# [Records for this exercise]
######
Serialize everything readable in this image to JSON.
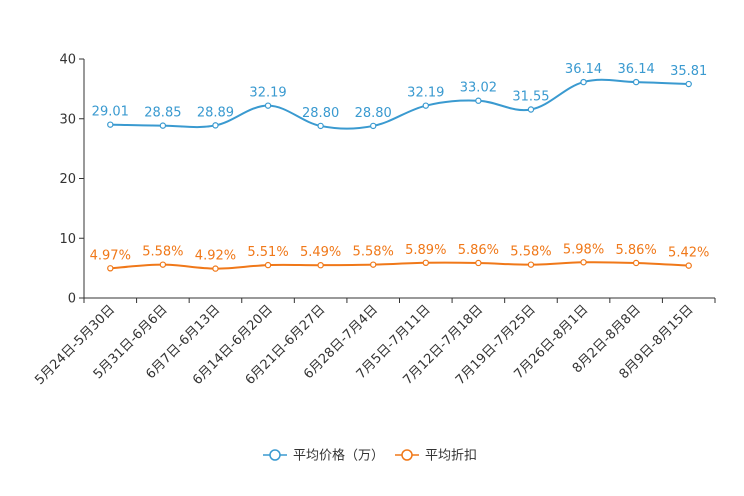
{
  "chart_data": {
    "type": "line",
    "title": "",
    "xlabel": "",
    "ylabel": "",
    "ylim": [
      0,
      40
    ],
    "yticks": [
      0,
      10,
      20,
      30,
      40
    ],
    "grid": false,
    "legend_position": "bottom-center",
    "categories": [
      "5月24日-5月30日",
      "5月31日-6月6日",
      "6月7日-6月13日",
      "6月14日-6月20日",
      "6月21日-6月27日",
      "6月28日-7月4日",
      "7月5日-7月11日",
      "7月12日-7月18日",
      "7月19日-7月25日",
      "7月26日-8月1日",
      "8月2日-8月8日",
      "8月9日-8月15日"
    ],
    "series": [
      {
        "name": "平均价格（万）",
        "color": "#3a9ad0",
        "values": [
          29.01,
          28.85,
          28.89,
          32.19,
          28.8,
          28.8,
          32.19,
          33.02,
          31.55,
          36.14,
          36.14,
          35.81
        ],
        "labels": [
          "29.01",
          "28.85",
          "28.89",
          "32.19",
          "28.80",
          "28.80",
          "32.19",
          "33.02",
          "31.55",
          "36.14",
          "36.14",
          "35.81"
        ]
      },
      {
        "name": "平均折扣",
        "color": "#f07819",
        "values": [
          4.97,
          5.58,
          4.92,
          5.51,
          5.49,
          5.58,
          5.89,
          5.86,
          5.58,
          5.98,
          5.86,
          5.42
        ],
        "labels": [
          "4.97%",
          "5.58%",
          "4.92%",
          "5.51%",
          "5.49%",
          "5.58%",
          "5.89%",
          "5.86%",
          "5.58%",
          "5.98%",
          "5.86%",
          "5.42%"
        ]
      }
    ]
  }
}
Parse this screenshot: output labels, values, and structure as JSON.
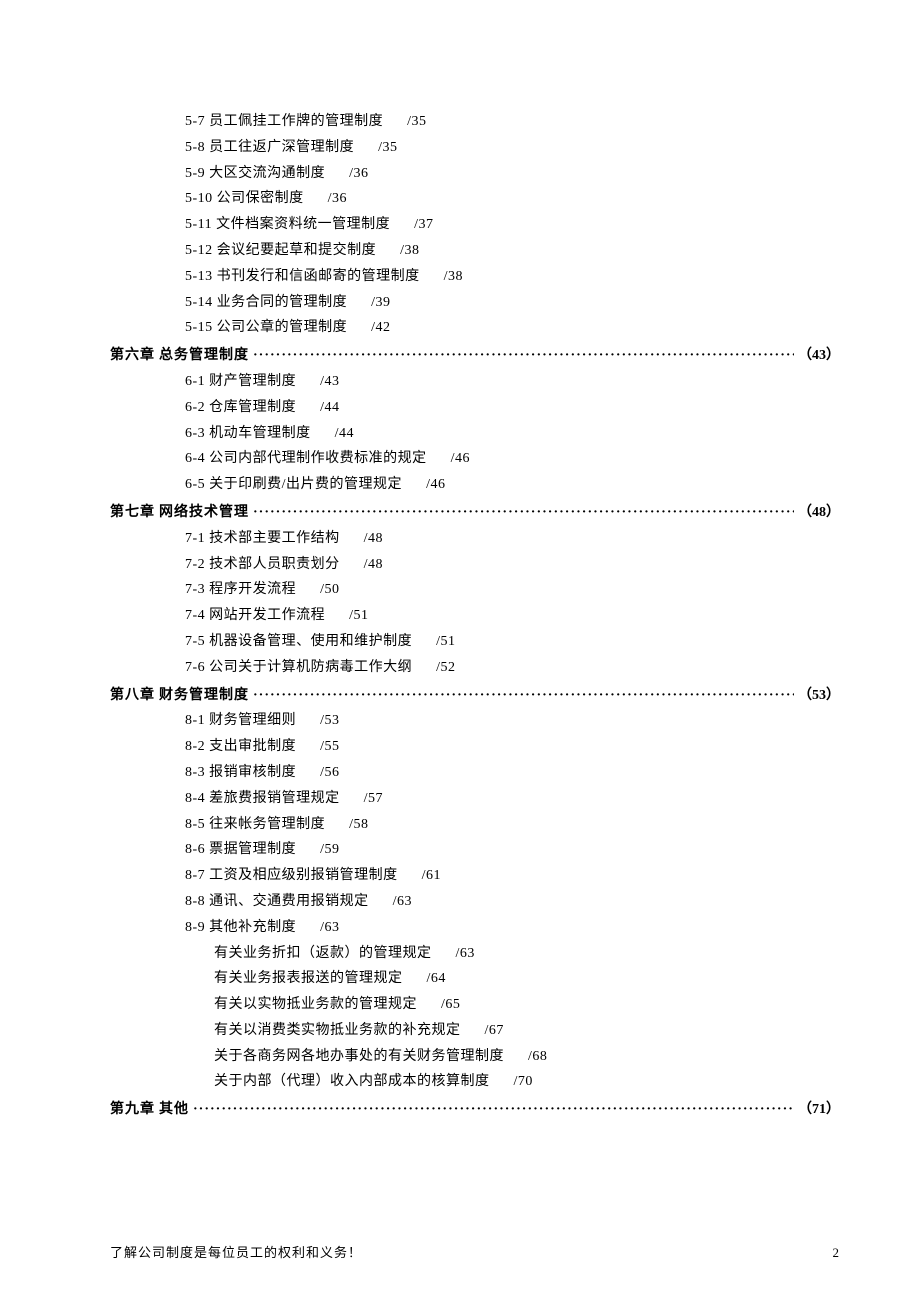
{
  "toc": [
    {
      "type": "item",
      "code": "5-7",
      "title": "员工佩挂工作牌的管理制度",
      "page": "/35"
    },
    {
      "type": "item",
      "code": "5-8",
      "title": "员工往返广深管理制度",
      "page": "/35"
    },
    {
      "type": "item",
      "code": "5-9",
      "title": "大区交流沟通制度",
      "page": "/36"
    },
    {
      "type": "item",
      "code": "5-10",
      "title": "公司保密制度",
      "page": "/36"
    },
    {
      "type": "item",
      "code": "5-11",
      "title": "文件档案资料统一管理制度",
      "page": "/37"
    },
    {
      "type": "item",
      "code": "5-12",
      "title": "会议纪要起草和提交制度",
      "page": "/38"
    },
    {
      "type": "item",
      "code": "5-13",
      "title": "书刊发行和信函邮寄的管理制度",
      "page": "/38"
    },
    {
      "type": "item",
      "code": "5-14",
      "title": "业务合同的管理制度",
      "page": "/39"
    },
    {
      "type": "item",
      "code": "5-15",
      "title": "公司公章的管理制度",
      "page": "/42"
    },
    {
      "type": "chapter",
      "label": "第六章",
      "title": "总务管理制度",
      "page": "（43）"
    },
    {
      "type": "item",
      "code": "6-1",
      "title": "财产管理制度",
      "page": "/43"
    },
    {
      "type": "item",
      "code": "6-2",
      "title": "仓库管理制度",
      "page": "/44"
    },
    {
      "type": "item",
      "code": "6-3",
      "title": "机动车管理制度",
      "page": "/44"
    },
    {
      "type": "item",
      "code": "6-4",
      "title": "公司内部代理制作收费标准的规定",
      "page": "/46"
    },
    {
      "type": "item",
      "code": "6-5",
      "title": "关于印刷费/出片费的管理规定",
      "page": "/46"
    },
    {
      "type": "chapter",
      "label": "第七章",
      "title": "网络技术管理",
      "page": "（48）"
    },
    {
      "type": "item",
      "code": "7-1",
      "title": "技术部主要工作结构",
      "page": "/48"
    },
    {
      "type": "item",
      "code": "7-2",
      "title": "技术部人员职责划分",
      "page": "/48"
    },
    {
      "type": "item",
      "code": "7-3",
      "title": "程序开发流程",
      "page": "/50"
    },
    {
      "type": "item",
      "code": "7-4",
      "title": "网站开发工作流程",
      "page": "/51"
    },
    {
      "type": "item",
      "code": "7-5",
      "title": "机器设备管理、使用和维护制度",
      "page": "/51"
    },
    {
      "type": "item",
      "code": "7-6",
      "title": "公司关于计算机防病毒工作大纲",
      "page": "/52"
    },
    {
      "type": "chapter",
      "label": "第八章",
      "title": "财务管理制度",
      "page": "（53）"
    },
    {
      "type": "item",
      "code": "8-1",
      "title": "财务管理细则",
      "page": "/53"
    },
    {
      "type": "item",
      "code": "8-2",
      "title": "支出审批制度",
      "page": "/55"
    },
    {
      "type": "item",
      "code": "8-3",
      "title": "报销审核制度",
      "page": "/56"
    },
    {
      "type": "item",
      "code": "8-4",
      "title": "差旅费报销管理规定",
      "page": "/57"
    },
    {
      "type": "item",
      "code": "8-5",
      "title": "往来帐务管理制度",
      "page": "/58"
    },
    {
      "type": "item",
      "code": "8-6",
      "title": "票据管理制度",
      "page": "/59"
    },
    {
      "type": "item",
      "code": "8-7",
      "title": "工资及相应级别报销管理制度",
      "page": "/61"
    },
    {
      "type": "item",
      "code": "8-8",
      "title": "通讯、交通费用报销规定",
      "page": "/63"
    },
    {
      "type": "item",
      "code": "8-9",
      "title": "其他补充制度",
      "page": "/63"
    },
    {
      "type": "subitem",
      "title": "有关业务折扣（返款）的管理规定",
      "page": "/63"
    },
    {
      "type": "subitem",
      "title": "有关业务报表报送的管理规定",
      "page": "/64"
    },
    {
      "type": "subitem",
      "title": "有关以实物抵业务款的管理规定",
      "page": "/65"
    },
    {
      "type": "subitem",
      "title": "有关以消费类实物抵业务款的补充规定",
      "page": "/67"
    },
    {
      "type": "subitem",
      "title": "关于各商务网各地办事处的有关财务管理制度",
      "page": "/68"
    },
    {
      "type": "subitem",
      "title": "关于内部（代理）收入内部成本的核算制度",
      "page": "/70"
    },
    {
      "type": "chapter",
      "label": "第九章",
      "title": "其他",
      "page": "（71）"
    }
  ],
  "footer": {
    "text": "了解公司制度是每位员工的权利和义务！",
    "pageNumber": "2"
  }
}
######
Write out the material above again, word for word, minus its pictures.

Serialize everything readable in this image to JSON.
{
  "chart_data": {
    "type": "line",
    "title": "",
    "xlabel": "",
    "ylabel": "",
    "ylim": [
      0,
      40
    ],
    "yticks": [
      0,
      10,
      20,
      30,
      40
    ],
    "grid": false,
    "legend_position": "bottom-center",
    "categories": [
      "5月24日-5月30日",
      "5月31日-6月6日",
      "6月7日-6月13日",
      "6月14日-6月20日",
      "6月21日-6月27日",
      "6月28日-7月4日",
      "7月5日-7月11日",
      "7月12日-7月18日",
      "7月19日-7月25日",
      "7月26日-8月1日",
      "8月2日-8月8日",
      "8月9日-8月15日"
    ],
    "series": [
      {
        "name": "平均价格（万）",
        "color": "#3a9ad0",
        "values": [
          29.01,
          28.85,
          28.89,
          32.19,
          28.8,
          28.8,
          32.19,
          33.02,
          31.55,
          36.14,
          36.14,
          35.81
        ],
        "labels": [
          "29.01",
          "28.85",
          "28.89",
          "32.19",
          "28.80",
          "28.80",
          "32.19",
          "33.02",
          "31.55",
          "36.14",
          "36.14",
          "35.81"
        ]
      },
      {
        "name": "平均折扣",
        "color": "#f07819",
        "values": [
          4.97,
          5.58,
          4.92,
          5.51,
          5.49,
          5.58,
          5.89,
          5.86,
          5.58,
          5.98,
          5.86,
          5.42
        ],
        "labels": [
          "4.97%",
          "5.58%",
          "4.92%",
          "5.51%",
          "5.49%",
          "5.58%",
          "5.89%",
          "5.86%",
          "5.58%",
          "5.98%",
          "5.86%",
          "5.42%"
        ]
      }
    ]
  }
}
Parse this screenshot: output labels, values, and structure as JSON.
{
  "toc": [
    {
      "type": "item",
      "code": "5-7",
      "title": "员工佩挂工作牌的管理制度",
      "page": "/35"
    },
    {
      "type": "item",
      "code": "5-8",
      "title": "员工往返广深管理制度",
      "page": "/35"
    },
    {
      "type": "item",
      "code": "5-9",
      "title": "大区交流沟通制度",
      "page": "/36"
    },
    {
      "type": "item",
      "code": "5-10",
      "title": "公司保密制度",
      "page": "/36"
    },
    {
      "type": "item",
      "code": "5-11",
      "title": "文件档案资料统一管理制度",
      "page": "/37"
    },
    {
      "type": "item",
      "code": "5-12",
      "title": "会议纪要起草和提交制度",
      "page": "/38"
    },
    {
      "type": "item",
      "code": "5-13",
      "title": "书刊发行和信函邮寄的管理制度",
      "page": "/38"
    },
    {
      "type": "item",
      "code": "5-14",
      "title": "业务合同的管理制度",
      "page": "/39"
    },
    {
      "type": "item",
      "code": "5-15",
      "title": "公司公章的管理制度",
      "page": "/42"
    },
    {
      "type": "chapter",
      "label": "第六章",
      "title": "总务管理制度",
      "page": "（43）"
    },
    {
      "type": "item",
      "code": "6-1",
      "title": "财产管理制度",
      "page": "/43"
    },
    {
      "type": "item",
      "code": "6-2",
      "title": "仓库管理制度",
      "page": "/44"
    },
    {
      "type": "item",
      "code": "6-3",
      "title": "机动车管理制度",
      "page": "/44"
    },
    {
      "type": "item",
      "code": "6-4",
      "title": "公司内部代理制作收费标准的规定",
      "page": "/46"
    },
    {
      "type": "item",
      "code": "6-5",
      "title": "关于印刷费/出片费的管理规定",
      "page": "/46"
    },
    {
      "type": "chapter",
      "label": "第七章",
      "title": "网络技术管理",
      "page": "（48）"
    },
    {
      "type": "item",
      "code": "7-1",
      "title": "技术部主要工作结构",
      "page": "/48"
    },
    {
      "type": "item",
      "code": "7-2",
      "title": "技术部人员职责划分",
      "page": "/48"
    },
    {
      "type": "item",
      "code": "7-3",
      "title": "程序开发流程",
      "page": "/50"
    },
    {
      "type": "item",
      "code": "7-4",
      "title": "网站开发工作流程",
      "page": "/51"
    },
    {
      "type": "item",
      "code": "7-5",
      "title": "机器设备管理、使用和维护制度",
      "page": "/51"
    },
    {
      "type": "item",
      "code": "7-6",
      "title": "公司关于计算机防病毒工作大纲",
      "page": "/52"
    },
    {
      "type": "chapter",
      "label": "第八章",
      "title": "财务管理制度",
      "page": "（53）"
    },
    {
      "type": "item",
      "code": "8-1",
      "title": "财务管理细则",
      "page": "/53"
    },
    {
      "type": "item",
      "code": "8-2",
      "title": "支出审批制度",
      "page": "/55"
    },
    {
      "type": "item",
      "code": "8-3",
      "title": "报销审核制度",
      "page": "/56"
    },
    {
      "type": "item",
      "code": "8-4",
      "title": "差旅费报销管理规定",
      "page": "/57"
    },
    {
      "type": "item",
      "code": "8-5",
      "title": "往来帐务管理制度",
      "page": "/58"
    },
    {
      "type": "item",
      "code": "8-6",
      "title": "票据管理制度",
      "page": "/59"
    },
    {
      "type": "item",
      "code": "8-7",
      "title": "工资及相应级别报销管理制度",
      "page": "/61"
    },
    {
      "type": "item",
      "code": "8-8",
      "title": "通讯、交通费用报销规定",
      "page": "/63"
    },
    {
      "type": "item",
      "code": "8-9",
      "title": "其他补充制度",
      "page": "/63"
    },
    {
      "type": "subitem",
      "title": "有关业务折扣（返款）的管理规定",
      "page": "/63"
    },
    {
      "type": "subitem",
      "title": "有关业务报表报送的管理规定",
      "page": "/64"
    },
    {
      "type": "subitem",
      "title": "有关以实物抵业务款的管理规定",
      "page": "/65"
    },
    {
      "type": "subitem",
      "title": "有关以消费类实物抵业务款的补充规定",
      "page": "/67"
    },
    {
      "type": "subitem",
      "title": "关于各商务网各地办事处的有关财务管理制度",
      "page": "/68"
    },
    {
      "type": "subitem",
      "title": "关于内部（代理）收入内部成本的核算制度",
      "page": "/70"
    },
    {
      "type": "chapter",
      "label": "第九章",
      "title": "其他",
      "page": "（71）"
    }
  ],
  "footer": {
    "text": "了解公司制度是每位员工的权利和义务！",
    "pageNumber": "2"
  }
}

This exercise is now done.